Required actions –
1 > Give the name of each instruction pattern that the compiler patch review defines with define_insn.
2 > In the compiler patch review, which function name does the reviewer call preferable?
3 > Pick up the compiler patch review from where it stops and continue it.

Document –
I really don't like that name.  There are a lot of functions with 
variations of 'current function' in the name already and this creates 
yet another variant.  Something like 
arm_current_function_pac_enabled_p() would be preferable; or, if that 
really is too long, use 'current_func' which already has usage within 
the compiler.

+(define_insn "pac_ip_lr_sp"
+  [(set (reg:DI IP_REGNUM)
+	(unspec:DI [(reg:DI SP_REGNUM) (reg:DI LR_REGNUM)]
+                   UNSPEC_PAC_IP_LR_SP))]
+  ""
+  "pac\tr12, lr, sp")
+
+(define_insn "pacbti_ip_lr_sp"
+  [(set (reg:DI IP_REGNUM)
+	(unspec:DI [(reg:DI SP_REGNUM) (reg:DI LR_REGNUM)]
+                   UNSPEC_PACBTI_IP_LR_SP))]
+  ""
+  "pacbti\tr12, lr, sp")
+
+(define_insn "aut_ip_lr_sp"
+  [(unspec:DI [(reg:DI IP_REGNUM) (reg:DI SP_REGNUM) (reg:DI LR_REGNUM)]
+              UNSPEC_AUT_IP_LR_SP)]
+  ""

Dataset extract –
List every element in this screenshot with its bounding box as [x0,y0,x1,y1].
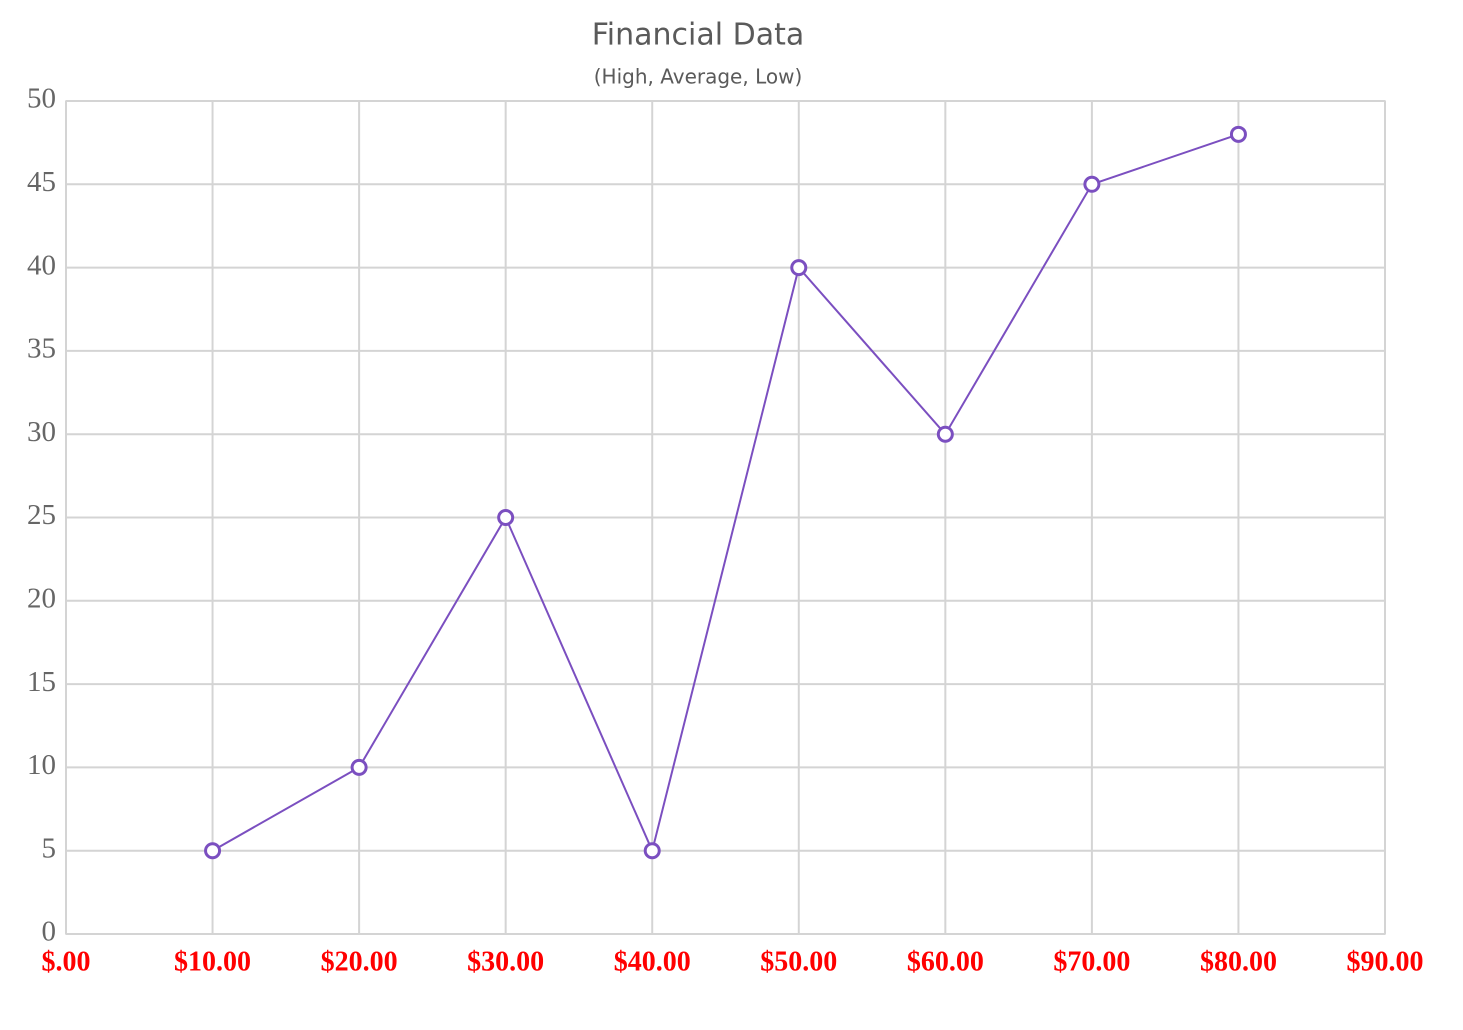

Task-by-task outputs –
1 >
pac_ip_lr_sp
pacbti_ip_lr_sp
aut_ip_lr_sp

2 > arm_current_function_pac_enabled_p()

3 >
+  "aut\tr12, lr, sp")
+

I think all these need a length attribute.  Also, they should only be 
enabled for thumb2 (certainly not in Arm state).
And when using explicit register names in an asm, prefix each name with 
'%|', just in case the assembler dialect has a register name prefix.

The names are somewhat unweildy, can't we use something more usefully 
descriptive, like 'pac_nop', 'pacbti_nop' and 'aut_nop', since all these 
instructions are using the architectural NOP space.

Finally, I think we need some more tests that cover the various 
frame-pointer flavours when used in combination with this feature and 
for various corners of the PCS.

R.
  
Andrea Corallo Dec. 17, 2021, 3:52 p.m. UTC | #4
Hi Richard,

thanks for reviewing!  Some comments inline.

Richard Earnshaw <Richard.Earnshaw@foss.arm.com> writes:
> On 05/11/2021 08:52, Andrea Corallo via Gcc-patches wrote:
>> Hi all,
>> this patch enables address return signature and verification based
>> on
>> Armv8.1-M Pointer Authentication [1].
>> To sign the return address, we use the PAC R12, LR, SP instruction
>> upon function entry.  This is signing LR using SP and storing the
>> result in R12.  R12 will be pushed into the stack.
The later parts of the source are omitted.